(Lines of data)
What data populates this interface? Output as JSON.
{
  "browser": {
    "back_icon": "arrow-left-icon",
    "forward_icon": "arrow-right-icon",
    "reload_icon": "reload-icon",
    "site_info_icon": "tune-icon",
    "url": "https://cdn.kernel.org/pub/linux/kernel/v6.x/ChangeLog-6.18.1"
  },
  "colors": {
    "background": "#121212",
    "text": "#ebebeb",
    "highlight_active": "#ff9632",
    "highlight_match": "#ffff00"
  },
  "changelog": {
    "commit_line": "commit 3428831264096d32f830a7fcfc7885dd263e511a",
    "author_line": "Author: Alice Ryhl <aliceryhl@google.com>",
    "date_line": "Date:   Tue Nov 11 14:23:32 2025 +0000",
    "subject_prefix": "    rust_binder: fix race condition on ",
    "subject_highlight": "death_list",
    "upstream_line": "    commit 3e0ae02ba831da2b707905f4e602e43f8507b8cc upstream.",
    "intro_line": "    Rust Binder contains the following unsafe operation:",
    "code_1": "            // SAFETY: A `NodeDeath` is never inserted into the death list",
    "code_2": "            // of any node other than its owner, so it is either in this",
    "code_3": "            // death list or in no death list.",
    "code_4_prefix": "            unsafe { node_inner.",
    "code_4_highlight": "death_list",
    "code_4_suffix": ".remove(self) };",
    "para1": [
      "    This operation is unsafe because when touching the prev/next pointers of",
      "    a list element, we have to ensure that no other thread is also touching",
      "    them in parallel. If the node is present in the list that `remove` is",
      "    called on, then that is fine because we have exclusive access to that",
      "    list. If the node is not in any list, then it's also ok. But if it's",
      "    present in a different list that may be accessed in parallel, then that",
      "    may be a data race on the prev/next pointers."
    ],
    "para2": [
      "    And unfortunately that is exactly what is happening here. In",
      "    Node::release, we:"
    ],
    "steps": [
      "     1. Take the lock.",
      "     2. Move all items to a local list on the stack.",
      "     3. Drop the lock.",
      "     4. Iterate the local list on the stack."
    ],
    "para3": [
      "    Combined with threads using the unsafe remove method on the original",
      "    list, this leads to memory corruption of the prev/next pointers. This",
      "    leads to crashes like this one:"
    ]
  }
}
--
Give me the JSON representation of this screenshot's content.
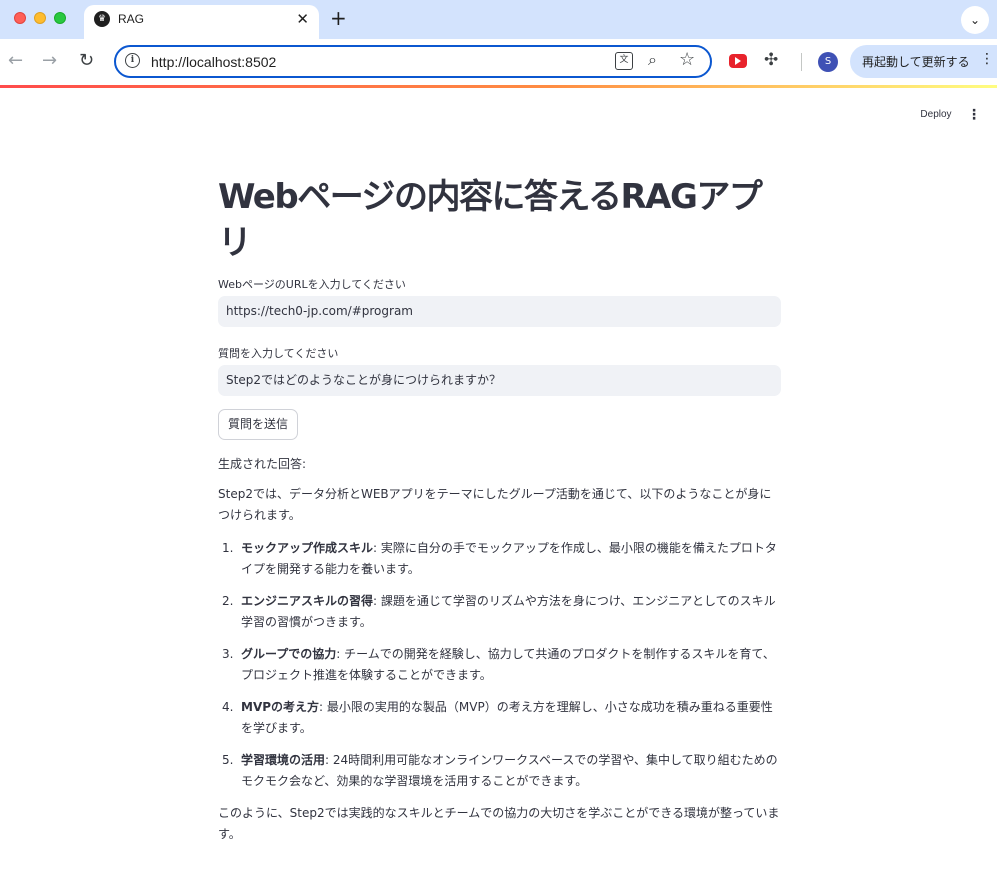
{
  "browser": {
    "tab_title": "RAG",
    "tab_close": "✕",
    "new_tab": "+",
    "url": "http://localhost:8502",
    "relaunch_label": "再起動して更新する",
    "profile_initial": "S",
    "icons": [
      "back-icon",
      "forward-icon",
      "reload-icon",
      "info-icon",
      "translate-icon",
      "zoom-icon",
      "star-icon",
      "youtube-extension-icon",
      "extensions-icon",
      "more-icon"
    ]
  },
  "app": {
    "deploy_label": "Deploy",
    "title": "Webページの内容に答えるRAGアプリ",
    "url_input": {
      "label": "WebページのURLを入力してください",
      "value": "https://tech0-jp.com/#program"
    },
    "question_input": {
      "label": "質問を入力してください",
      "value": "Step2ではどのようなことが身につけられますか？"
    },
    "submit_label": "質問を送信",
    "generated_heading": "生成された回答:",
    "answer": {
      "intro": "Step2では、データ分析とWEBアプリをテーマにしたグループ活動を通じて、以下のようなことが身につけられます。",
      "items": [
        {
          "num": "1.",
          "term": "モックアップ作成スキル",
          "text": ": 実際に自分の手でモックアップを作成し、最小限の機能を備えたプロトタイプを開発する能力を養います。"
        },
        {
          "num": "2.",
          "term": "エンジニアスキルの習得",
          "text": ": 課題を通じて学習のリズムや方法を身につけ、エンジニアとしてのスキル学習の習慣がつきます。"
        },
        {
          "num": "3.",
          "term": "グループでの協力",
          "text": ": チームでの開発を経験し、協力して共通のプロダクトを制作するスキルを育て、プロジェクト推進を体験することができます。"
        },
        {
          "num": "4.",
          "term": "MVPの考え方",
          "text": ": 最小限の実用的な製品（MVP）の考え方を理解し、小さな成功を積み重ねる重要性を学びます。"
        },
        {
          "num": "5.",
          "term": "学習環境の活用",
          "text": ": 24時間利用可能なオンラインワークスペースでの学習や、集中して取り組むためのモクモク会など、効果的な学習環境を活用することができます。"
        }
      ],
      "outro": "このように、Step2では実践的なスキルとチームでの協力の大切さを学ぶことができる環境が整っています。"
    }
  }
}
...
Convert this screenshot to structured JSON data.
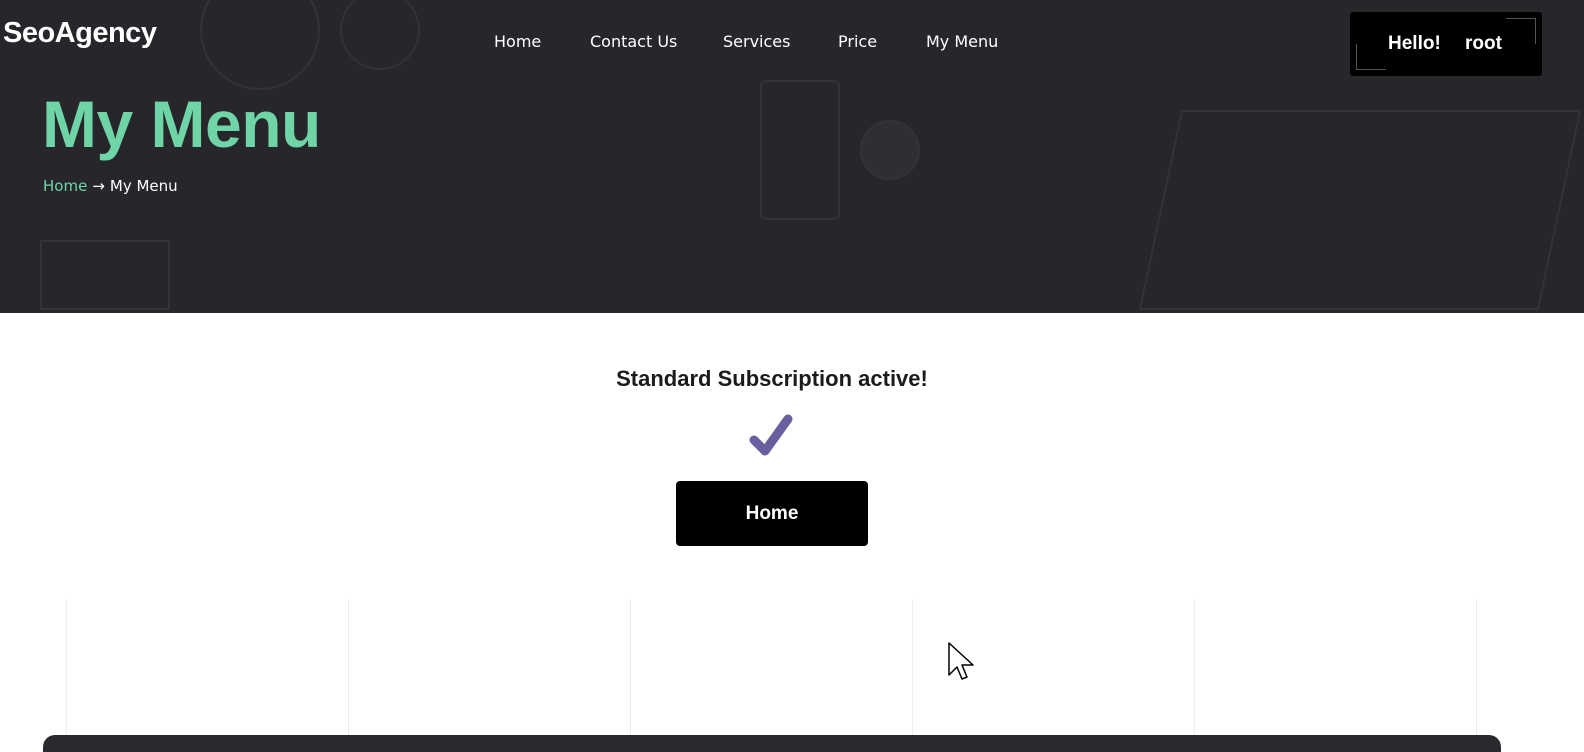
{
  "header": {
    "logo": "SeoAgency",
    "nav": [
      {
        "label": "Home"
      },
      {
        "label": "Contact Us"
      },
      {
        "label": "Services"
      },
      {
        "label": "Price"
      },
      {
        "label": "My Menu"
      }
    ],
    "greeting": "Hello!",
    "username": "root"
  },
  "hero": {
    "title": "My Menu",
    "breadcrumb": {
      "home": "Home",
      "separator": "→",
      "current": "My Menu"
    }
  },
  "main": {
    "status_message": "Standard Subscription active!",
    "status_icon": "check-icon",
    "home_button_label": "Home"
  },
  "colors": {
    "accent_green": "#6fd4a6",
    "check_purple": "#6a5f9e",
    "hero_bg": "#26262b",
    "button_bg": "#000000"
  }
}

• EXERCISE TASK: Report only the number of lines that hold the string "pointers" in this listing.

• THE RESPONSE: 3